Skip to content

Instantly share code, notes, and snippets.

@garybernhardt
Last active March 7, 2016 17:37
Show Gist options
  • Save garybernhardt/a7e920a31ff55a768fc3 to your computer and use it in GitHub Desktop.
Save garybernhardt/a7e920a31ff55a768fc3 to your computer and use it in GitHub Desktop.
This tool is used to compare microbenchmarks across two versions of code. It's
paranoid about nulling out timing error, so the numbers should be meaningful.
It runs the benchmarks many times, scaling the iterations up if the benchmark
is extremely short, and it nulls out its own timing overhead while doing so. It
reports results graphically with a text interface in the terminal.
You first run it with --record, which generates a JSON dotfile with runtimes
for each of your benchmarks. Then you change the code and run again with
--compare, which re-runs and generates comparison plots between your recorded
and current times. In the example output, I did a --record on the master
branch, then switched to my scoring_redesign and did a --compare. In my output,
three of the benchmarks' runtimes look to be unchanged; the other three got
significantly slower. As you can see at the bottom of the output, the entire
process takes about a second from hitting enter to having full output, so I can
get very rapid performance feedback.
It goes to great lengths to null out both constant timing offsets and timing
jitter. Specifically:
* All benchmarks are run 16 times, with all of those data points being used in
the output (not just the average, median or minimum).
* They're run with and without garbage collection, with both being reported.
* The cost of the benchmark runner itself is nulled out in a way that should be
very accurate. It times the user-supplied block, then repeats the timing with
an empty block, subtracting the latter from the former.
* It guarantees a minimum test runtime for precise timing. First, it runs the
block directly. If it takes less than 1ms, it's deemed unsafe and the process
is restarted, but now the block will be run twice. If it's still under 1ms,
that will be doubled to four times, etc., until it takes at least 1ms. This
is what the "!"s are in the output: each of those is the benchmark being
restarted with double the number of repetitions. The 1ms limit is checked
after correcting for test runner overhead as described above, so the
user-provided benchmark block itself is guaranteed to use at least 1ms of
actual CPU time.
In the plots, "X" is the median of the 16 iterations. The horizontal lines
extend to the minimum and maximum values. This gives you a clear visualization
of timing jitter. Each plot's range goes from 0 to the maximum sampled runtime
to avoid confusing effects of tightly-zoomed plots. If the lines don't overlap,
you can have good confidence that there's a real performance difference. In the
second through fourth benchmarks below, you can see a big difference: I've made
them much slower by changing Selecta's scoring algorithm. (This was my actual
motivation for creating the tool. It's not a synthetic example.) I haven't
wanted fine detail so far, so the text plots have been sufficient. I may add
numbers eventually.
This tool is Ruby-specific, but its design certainly isn't. This is the
benchmark tool that I've wanted for years, since before I even knew Ruby. It 1)
gives me the bare minimum statistics needed for confidence; 2) nulls out every
source of timing offset or jitter that I know of and can control; and 3)

Exercise task 1: Retype the part of the benchmark tool description that opens with the words containing "This tool is Ruby-specific, but" and closes with "Ruby. It 1)".
Exercise task 2:
Answer from the benchmark tool description:
(a) How many times is each benchmark run?
(b) What minimum runtime must a benchmark take before its timing counts as safe?
(c) What does "X" mark in the plots?
The listing after the benchmark tool description plays no part in this.

Record set:

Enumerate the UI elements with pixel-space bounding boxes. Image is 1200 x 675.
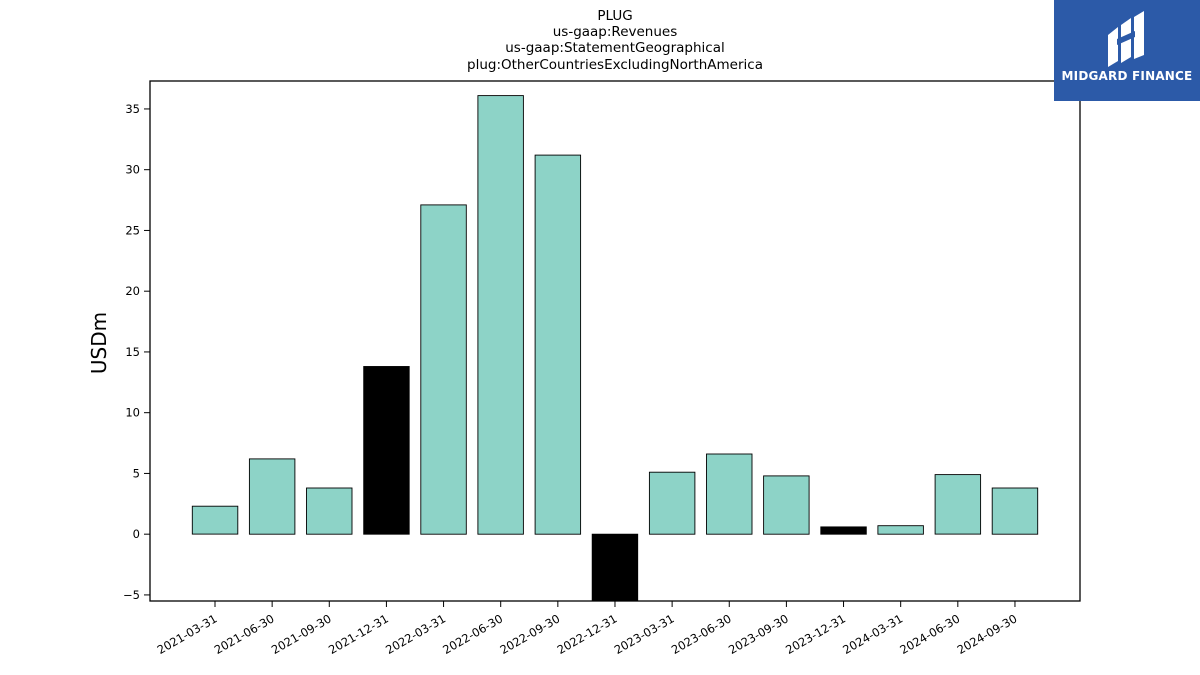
chart-title-line-2: us-gaap:Revenues xyxy=(553,24,678,40)
y-tick-label: 5 xyxy=(133,466,140,480)
y-tick-label: 35 xyxy=(125,102,140,116)
bar-2024-06-30 xyxy=(934,474,982,535)
plot-frame xyxy=(149,80,1081,602)
bar-series xyxy=(191,95,1039,602)
x-tick-label: 2021-03-31 xyxy=(155,611,220,657)
x-tick-label: 2023-03-31 xyxy=(612,611,677,657)
x-tick-label: 2022-09-30 xyxy=(497,611,562,657)
x-tick-label: 2023-09-30 xyxy=(726,611,791,657)
brand-logo: MIDGARD FINANCE xyxy=(1054,0,1200,101)
bar-2023-12-31 xyxy=(820,526,867,535)
x-tick-label: 2024-03-31 xyxy=(840,611,905,657)
y-tick-label: 20 xyxy=(125,284,140,298)
x-tick-label: 2024-09-30 xyxy=(955,611,1020,657)
chart-title-line-1: PLUG xyxy=(597,8,632,24)
y-tick-label: 25 xyxy=(125,223,140,237)
bar-2023-09-30 xyxy=(763,475,810,535)
y-tick-label: 10 xyxy=(125,406,140,420)
x-tick-label: 2024-06-30 xyxy=(897,611,962,657)
y-tick-label: 0 xyxy=(133,527,140,541)
bar-2024-03-31 xyxy=(877,525,924,535)
x-tick-label: 2022-12-31 xyxy=(555,611,620,657)
x-tick-label: 2023-12-31 xyxy=(783,611,848,657)
chart-title-line-4: plug:OtherCountriesExcludingNorthAmerica xyxy=(467,57,763,73)
y-axis-label: USDm xyxy=(87,312,111,374)
bar-2021-09-30 xyxy=(306,487,353,535)
bar-2021-03-31 xyxy=(191,505,239,535)
chart-title-line-3: us-gaap:StatementGeographical xyxy=(505,40,724,56)
x-tick-label: 2023-06-30 xyxy=(669,611,734,657)
x-tick-label: 2022-03-31 xyxy=(383,611,448,657)
bar-2022-12-31 xyxy=(591,533,639,602)
x-tick-label: 2021-12-31 xyxy=(326,611,391,657)
bar-2022-03-31 xyxy=(420,204,467,535)
chart-title: PLUG us-gaap:Revenues us-gaap:StatementG… xyxy=(467,8,763,73)
bar-2024-09-30 xyxy=(991,487,1039,535)
y-axis: −5 0 5 10 15 20 25 30 35 xyxy=(123,102,150,602)
x-tick-label: 2021-09-30 xyxy=(269,611,334,657)
bar-2022-06-30 xyxy=(477,95,524,535)
bar-2021-06-30 xyxy=(248,458,296,535)
bar-2023-06-30 xyxy=(706,453,753,535)
bar-2021-12-31 xyxy=(363,366,410,535)
x-tick-label: 2021-06-30 xyxy=(212,611,277,657)
bar-2023-03-31 xyxy=(648,471,696,535)
logo-mark-icon xyxy=(1108,11,1144,67)
logo-text: MIDGARD FINANCE xyxy=(1061,69,1193,83)
bar-2022-09-30 xyxy=(534,154,582,535)
y-tick-label: −5 xyxy=(123,588,140,602)
x-tick-label: 2022-06-30 xyxy=(440,611,505,657)
y-tick-label: 30 xyxy=(125,163,140,177)
x-axis: 2021-03-312021-06-302021-09-302021-12-31… xyxy=(155,601,1020,657)
y-tick-label: 15 xyxy=(125,345,140,359)
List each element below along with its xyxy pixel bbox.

Expected output 1:
This tool is Ruby-specific, but its design certainly isn't. This is the
benchmark tool that I've wanted for years, since before I even knew Ruby. It 1)

Expected output 2:
(a) 16 times.
(b) At least 1ms.
(c) The median of the 16 iterations.